Copy the data below exactly.

# # #

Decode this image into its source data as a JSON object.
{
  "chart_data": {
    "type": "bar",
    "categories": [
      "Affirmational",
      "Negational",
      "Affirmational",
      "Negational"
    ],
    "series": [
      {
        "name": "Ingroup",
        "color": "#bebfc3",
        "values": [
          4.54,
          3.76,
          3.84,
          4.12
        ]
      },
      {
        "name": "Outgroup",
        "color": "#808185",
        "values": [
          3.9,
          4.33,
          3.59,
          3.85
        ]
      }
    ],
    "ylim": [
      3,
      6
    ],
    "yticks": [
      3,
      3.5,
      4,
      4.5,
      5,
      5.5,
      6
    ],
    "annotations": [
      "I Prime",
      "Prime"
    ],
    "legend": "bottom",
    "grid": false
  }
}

# # #

▸ Solution below:
Decode this image into its source data as a JSON object.
{
  "chart_data": {
    "type": "bar",
    "categories": [
      "Affirmational",
      "Negational",
      "Affirmational",
      "Negational"
    ],
    "series": [
      {
        "name": "Ingroup",
        "color": "#bebfc3",
        "values": [
          4.54,
          3.76,
          3.84,
          4.12
        ]
      },
      {
        "name": "Outgroup",
        "color": "#808185",
        "values": [
          3.9,
          4.33,
          3.59,
          3.85
        ]
      }
    ],
    "ylim": [
      3,
      6
    ],
    "yticks": [
      3,
      3.5,
      4,
      4.5,
      5,
      5.5,
      6
    ],
    "annotations": [
      "I Prime",
      "Prime"
    ],
    "legend": "bottom",
    "grid": false
  }
}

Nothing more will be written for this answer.